-- START OF INFORMATION PROVIDED --

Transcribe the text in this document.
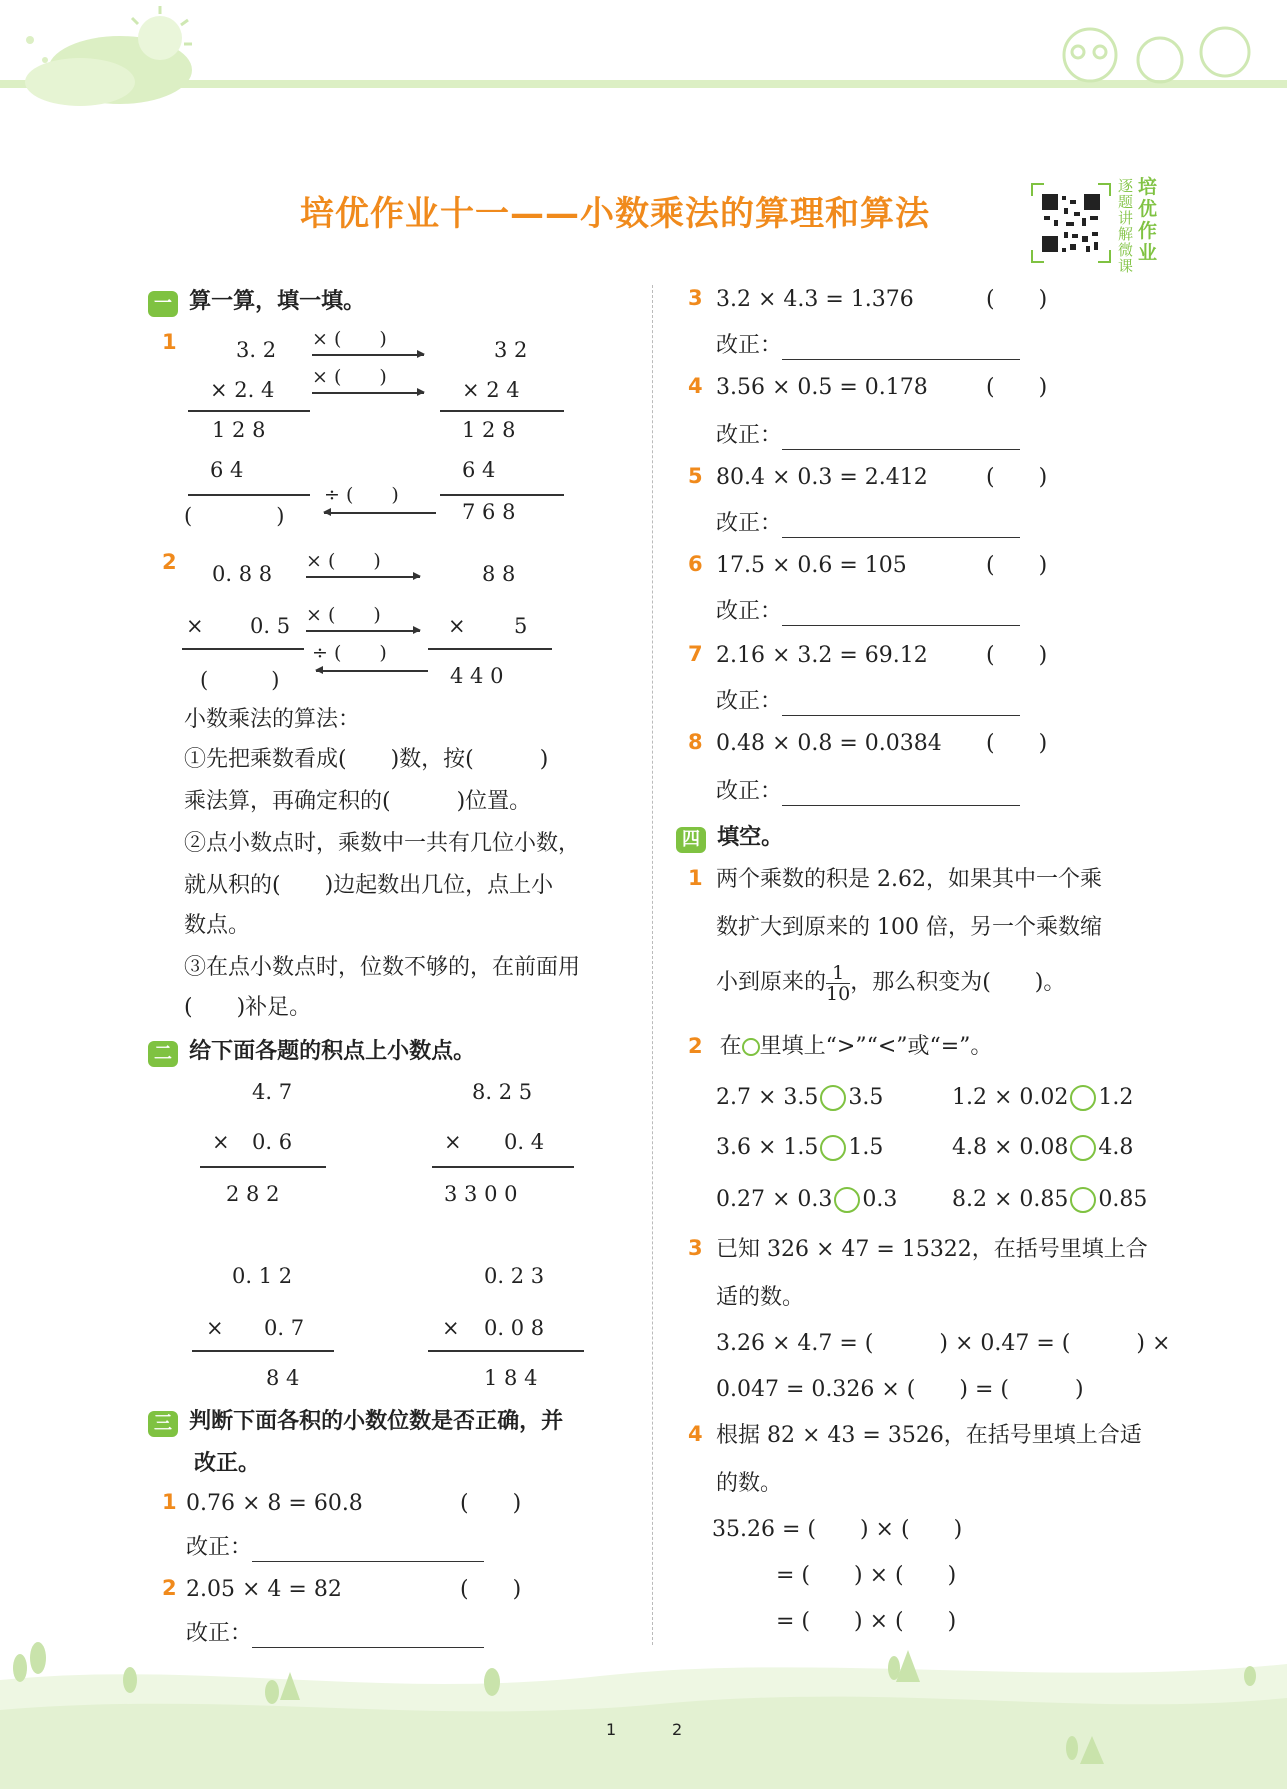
培优作业十一——小数乘法的算理和算法
逐题讲解微课
培优作业
一 算一算，填一填。
1	3. 2
× 2. 4
1 2 8
6 4
(　　　　)
× (　　)
× (　　)
÷ (　　)
3 2
× 2 4
1 2 8
6 4
7 6 8
2 0. 8 8
× 0. 5
(　　　)
× (　　)
× (　　)
÷ (　　)
8 8
× 5
4 4 0
小数乘法的算法：
①先把乘数看成(　　)数，按(　　　)
乘法算，再确定积的(　　　)位置。
②点小数点时，乘数中一共有几位小数，
就从积的(　　)边起数出几位，点上小
数点。
③在点小数点时，位数不够的，在前面用
(　　)补足。
二 给下面各题的积点上小数点。
4. 7
× 0. 6
2 8 2
8. 2 5
× 0. 4
3 3 0 0
0. 1 2
× 0. 7
8 4
0. 2 3
× 0. 0 8
1 8 4
三 判断下面各积的小数位数是否正确，并
改正。
1 0.76 × 8 = 60.8	(　　)
改正：
2 2.05 × 4 = 82	(　　)
改正：
3 3.2 × 4.3 = 1.376	(　　)
改正：
4 3.56 × 0.5 = 0.178	(　　)
改正：
5 80.4 × 0.3 = 2.412	(　　)
改正：
6 17.5 × 0.6 = 105	(　　)
改正：
7 2.16 × 3.2 = 69.12	(　　)
改正：
8 0.48 × 0.8 = 0.0384 (　　)
改正：
四 填空。
1 两个乘数的积是 2.62，如果其中一个乘
数扩大到原来的 100 倍，另一个乘数缩
小到原来的 $\frac{1}{10}$ ，那么积变为(　　)。
2 在 里填上“>”“<”或“=”。
2.7 × 3.5 3.5	1.2 × 0.02 1.2
3.6 × 1.5 1.5	4.8 × 0.08 4.8
0.27 × 0.3 0.3 8.2 × 0.85 0.85
3 已知 326 × 47 = 15322，在括号里填上合
适的数。
3.26 × 4.7 = (　　　) × 0.47 = (　　　) ×
0.047 = 0.326 × (　　) = (　　　)
4 根据 82 × 43 = 3526，在括号里填上合适
的数。
35.26 = (　　) × (　　)
= (　　) × (　　)
= (　　) × (　　)
1	2
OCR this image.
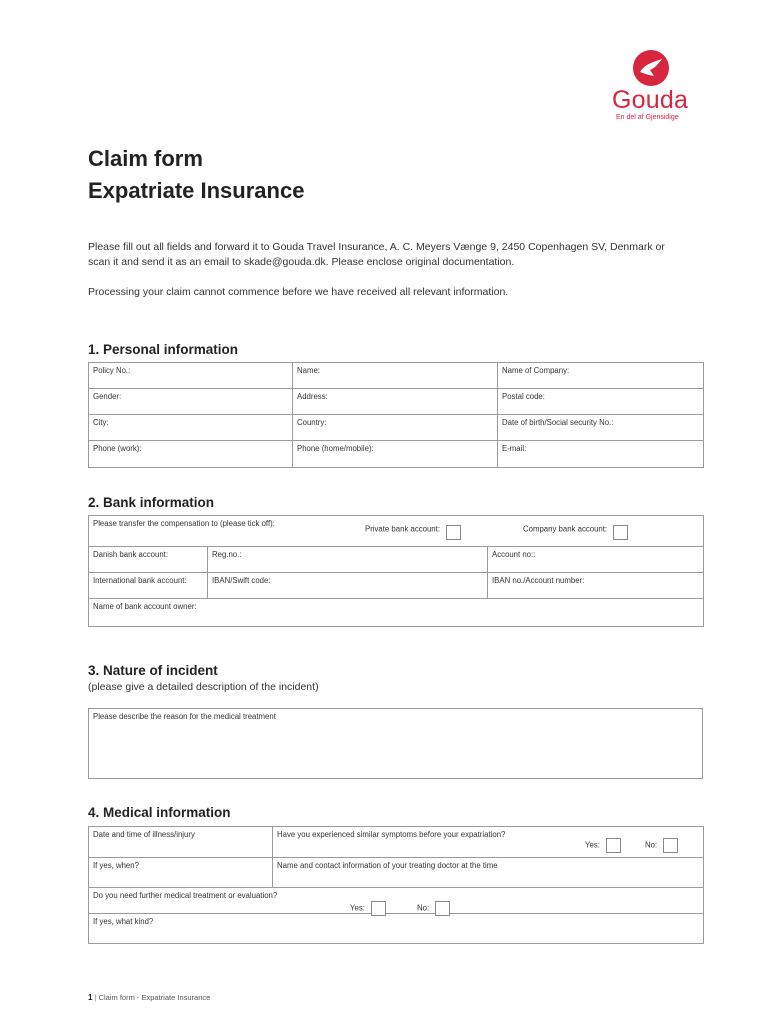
Gouda
En del af Gjensidige
Claim form
Expatriate Insurance
Please fill out all fields and forward it to Gouda Travel Insurance, A. C. Meyers Vænge 9, 2450 Copenhagen SV, Denmark or
scan it and send it as an email to skade@gouda.dk. Please enclose original documentation.
Processing your claim cannot commence before we have received all relevant information.
1. Personal information
Policy No.:	Name:	Name of Company:
Gender:	Address:	Postal code:
City:	Country:	Date of birth/Social security No.:
Phone (work):	Phone (home/mobile):	E-mail:
2. Bank information
Please transfer the compensation to (please tick off):
Private bank account: Company bank account:		

Danish bank account:	Reg.no.:	Account no::
International bank account:	IBAN/Swift code:	IBAN no./Account number:
Name of bank account owner:		
3. Nature of incident
(please give a detailed description of the incident)
Please describe the reason for the medical treatment
4. Medical information
Date and time of illness/injury	Have you experienced similar symptoms before your expatriation?
Yes: No:

If yes, when?	Name and contact information of your treating doctor at the time
Do you need further medical treatment or evaluation?
Yes: No:	

If yes, what kind?	
1 | Claim form - Expatriate Insurance
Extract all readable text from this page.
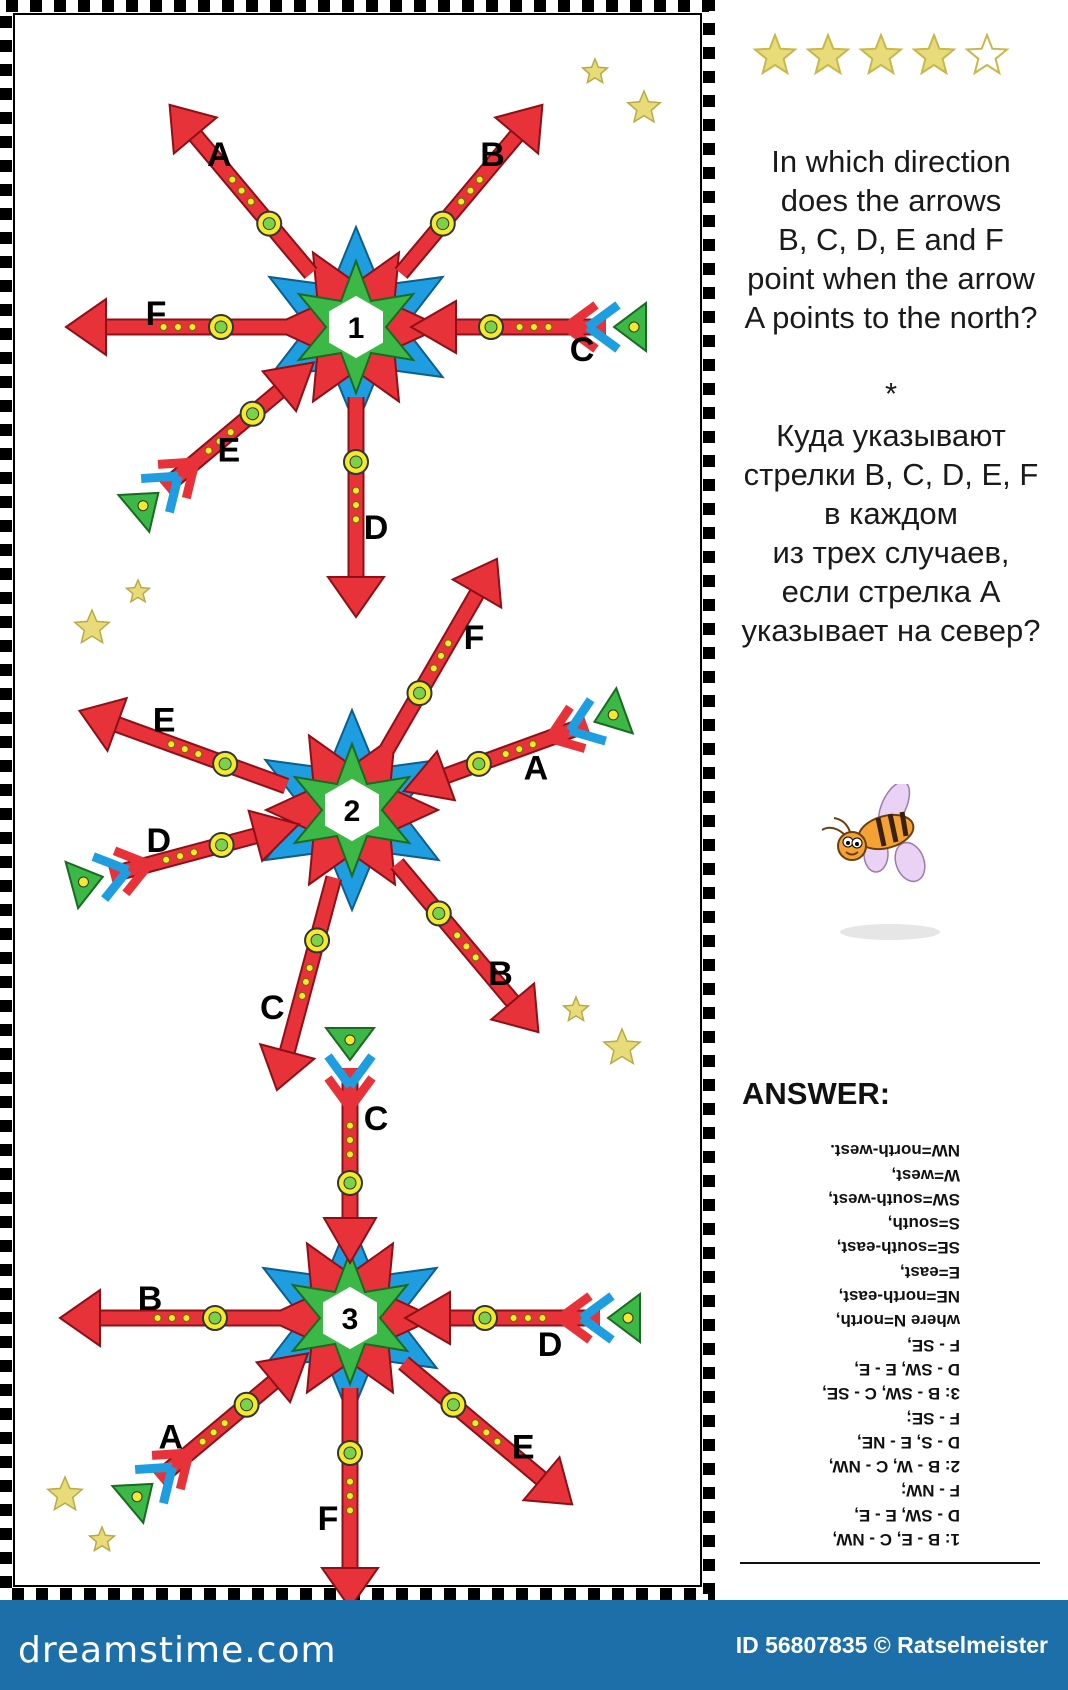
A	B
C
D
E
F	1
A
B
C
D
E
F
2
C
D
E
F
A
B
3
In which direction
does the arrows
B, C, D, E and F
point when the arrow
A points to the north?
*
Куда указывают
стрелки B, C, D, E, F
в каждом
из трех случаев,
если стрелка А
указывает на север?
ANSWER:
1: B - E, C - NW,
D - SW, E - E,
F - NW;
2: B - W, C - NW,
D - S, E - NE,
F - SE;
3: B - SW, C - SE,
D - SW, E - E,
F - SE,
where N=north,
NE=north-east,
E=east,
SE=south-east,
S=south,
SW=south-west,
W=west,
NW=north-west.
dreamstime.com	ID 56807835 © Ratselmeister
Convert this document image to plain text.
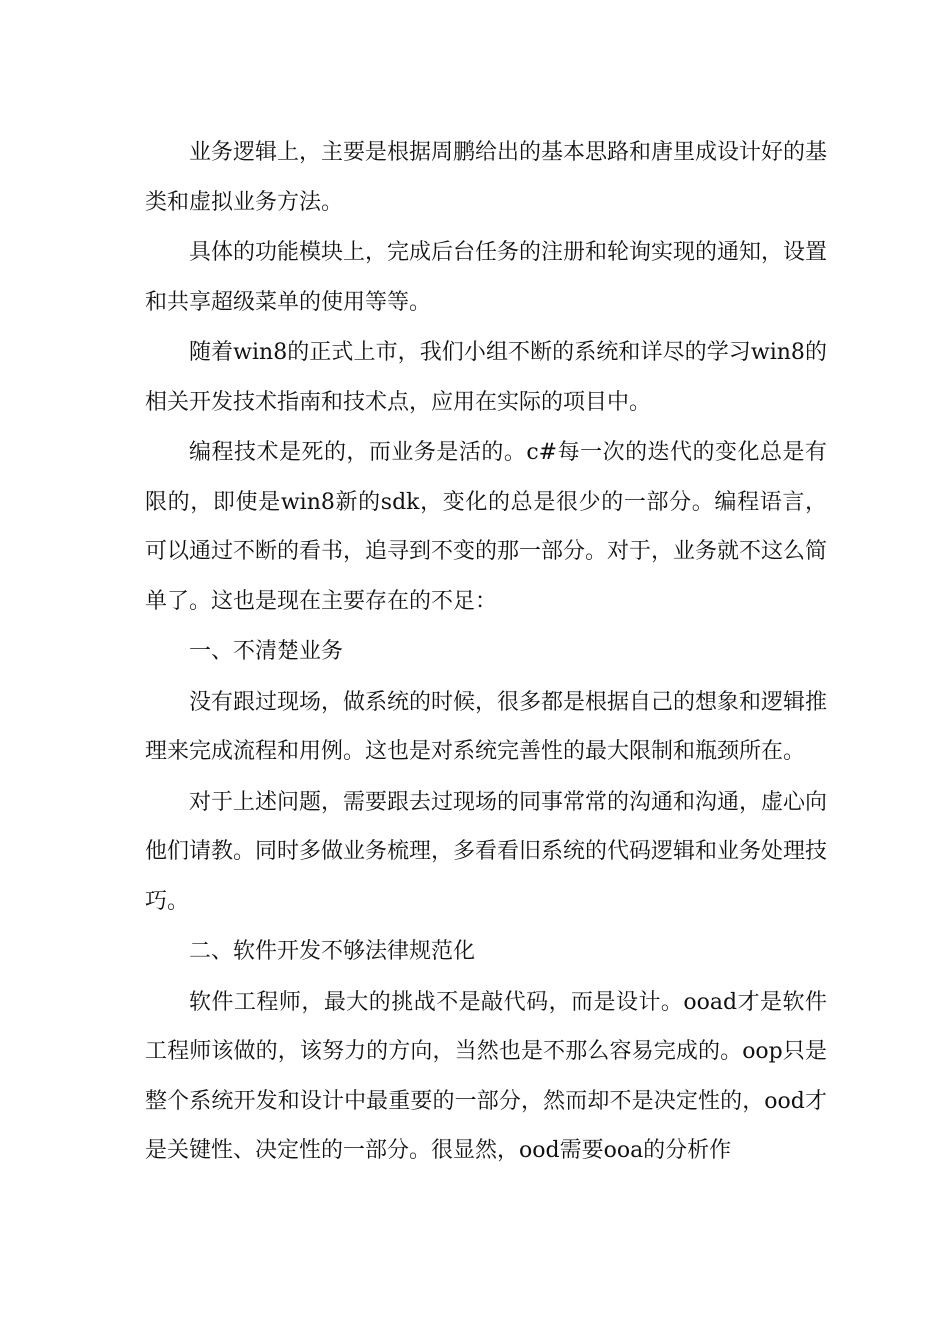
业务逻辑上，主要是根据周鹏给出的基本思路和唐里成设计好的基类和虚拟业务方法。

具体的功能模块上，完成后台任务的注册和轮询实现的通知，设置和共享超级菜单的使用等等。

随着win8的正式上市，我们小组不断的系统和详尽的学习win8的相关开发技术指南和技术点，应用在实际的项目中。

编程技术是死的，而业务是活的。c#每一次的迭代的变化总是有限的，即使是win8新的sdk，变化的总是很少的一部分。编程语言，可以通过不断的看书，追寻到不变的那一部分。对于，业务就不这么简单了。这也是现在主要存在的不足：

一、不清楚业务

没有跟过现场，做系统的时候，很多都是根据自己的想象和逻辑推理来完成流程和用例。这也是对系统完善性的最大限制和瓶颈所在。

对于上述问题，需要跟去过现场的同事常常的沟通和沟通，虚心向他们请教。同时多做业务梳理，多看看旧系统的代码逻辑和业务处理技巧。

二、软件开发不够法律规范化

软件工程师，最大的挑战不是敲代码，而是设计。ooad才是软件工程师该做的，该努力的方向，当然也是不那么容易完成的。oop只是整个系统开发和设计中最重要的一部分，然而却不是决定性的，ood才是关键性、决定性的一部分。很显然，ood需要ooa的分析作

-- END OF INFORMATION PROVIDED --

Reproduce the entries above without change, omitting all pictures.

* _COMPLETE OUTPUT_:
Transcribe the text in this document.
培优作业十一——小数乘法的算理和算法
逐题讲解微课
培优作业
一 算一算，填一填。
1	3. 2
× 2. 4
1 2 8
6 4
(　　　　)
× (　　)
× (　　)
÷ (　　)
3 2
× 2 4
1 2 8
6 4
7 6 8
2 0. 8 8
× 0. 5
(　　　)
× (　　)
× (　　)
÷ (　　)
8 8
× 5
4 4 0
小数乘法的算法：
①先把乘数看成(　　)数，按(　　　)
乘法算，再确定积的(　　　)位置。
②点小数点时，乘数中一共有几位小数，
就从积的(　　)边起数出几位，点上小
数点。
③在点小数点时，位数不够的，在前面用
(　　)补足。
二 给下面各题的积点上小数点。
4. 7
× 0. 6
2 8 2
8. 2 5
× 0. 4
3 3 0 0
0. 1 2
× 0. 7
8 4
0. 2 3
× 0. 0 8
1 8 4
三 判断下面各积的小数位数是否正确，并
改正。
1 0.76 × 8 = 60.8	(　　)
改正：
2 2.05 × 4 = 82	(　　)
改正：
3 3.2 × 4.3 = 1.376	(　　)
改正：
4 3.56 × 0.5 = 0.178	(　　)
改正：
5 80.4 × 0.3 = 2.412	(　　)
改正：
6 17.5 × 0.6 = 105	(　　)
改正：
7 2.16 × 3.2 = 69.12	(　　)
改正：
8 0.48 × 0.8 = 0.0384 (　　)
改正：
四 填空。
1 两个乘数的积是 2.62，如果其中一个乘
数扩大到原来的 100 倍，另一个乘数缩
小到原来的 $\frac{1}{10}$ ，那么积变为(　　)。
2 在 里填上“>”“<”或“=”。
2.7 × 3.5 3.5	1.2 × 0.02 1.2
3.6 × 1.5 1.5	4.8 × 0.08 4.8
0.27 × 0.3 0.3 8.2 × 0.85 0.85
3 已知 326 × 47 = 15322，在括号里填上合
适的数。
3.26 × 4.7 = (　　　) × 0.47 = (　　　) ×
0.047 = 0.326 × (　　) = (　　　)
4 根据 82 × 43 = 3526，在括号里填上合适
的数。
35.26 = (　　) × (　　)
= (　　) × (　　)
= (　　) × (　　)
1	2
OCR this image.
Gouda
En del af Gjensidige
Claim form
Expatriate Insurance
Please fill out all fields and forward it to Gouda Travel Insurance, A. C. Meyers Vænge 9, 2450 Copenhagen SV, Denmark or
scan it and send it as an email to skade@gouda.dk. Please enclose original documentation.
Processing your claim cannot commence before we have received all relevant information.
1. Personal information
Policy No.:	Name:	Name of Company:
Gender:	Address:	Postal code:
City:	Country:	Date of birth/Social security No.:
Phone (work):	Phone (home/mobile):	E-mail:
2. Bank information
Please transfer the compensation to (please tick off):
Private bank account: Company bank account:		

Danish bank account:	Reg.no.:	Account no::
International bank account:	IBAN/Swift code:	IBAN no./Account number:
Name of bank account owner:		
3. Nature of incident
(please give a detailed description of the incident)
Please describe the reason for the medical treatment
4. Medical information
Date and time of illness/injury	Have you experienced similar symptoms before your expatriation?
Yes: No:

If yes, when?	Name and contact information of your treating doctor at the time
Do you need further medical treatment or evaluation?
Yes: No:	

If yes, what kind?	
1 | Claim form - Expatriate Insurance
Extract all readable text from this page.
A	B
C
D
E
F	1
A
B
C
D
E
F
2
C
D
E
F
A
B
3
In which direction
does the arrows
B, C, D, E and F
point when the arrow
A points to the north?
*
Куда указывают
стрелки B, C, D, E, F
в каждом
из трех случаев,
если стрелка А
указывает на север?
ANSWER:
1: B - E, C - NW,
D - SW, E - E,
F - NW;
2: B - W, C - NW,
D - S, E - NE,
F - SE;
3: B - SW, C - SE,
D - SW, E - E,
F - SE,
where N=north,
NE=north-east,
E=east,
SE=south-east,
S=south,
SW=south-west,
W=west,
NW=north-west.
dreamstime.com	ID 56807835 © Ratselmeister
Convert this document image to plain text.
业务逻辑上，主要是根据周鹏给出的基本思路和唐里成设计好的基类和虚拟业务方法。

具体的功能模块上，完成后台任务的注册和轮询实现的通知，设置和共享超级菜单的使用等等。

随着win8的正式上市，我们小组不断的系统和详尽的学习win8的相关开发技术指南和技术点，应用在实际的项目中。

编程技术是死的，而业务是活的。c#每一次的迭代的变化总是有限的，即使是win8新的sdk，变化的总是很少的一部分。编程语言，可以通过不断的看书，追寻到不变的那一部分。对于，业务就不这么简单了。这也是现在主要存在的不足：

一、不清楚业务

没有跟过现场，做系统的时候，很多都是根据自己的想象和逻辑推理来完成流程和用例。这也是对系统完善性的最大限制和瓶颈所在。

对于上述问题，需要跟去过现场的同事常常的沟通和沟通，虚心向他们请教。同时多做业务梳理，多看看旧系统的代码逻辑和业务处理技巧。

二、软件开发不够法律规范化

软件工程师，最大的挑战不是敲代码，而是设计。ooad才是软件工程师该做的，该努力的方向，当然也是不那么容易完成的。oop只是整个系统开发和设计中最重要的一部分，然而却不是决定性的，ood才是关键性、决定性的一部分。很显然，ood需要ooa的分析作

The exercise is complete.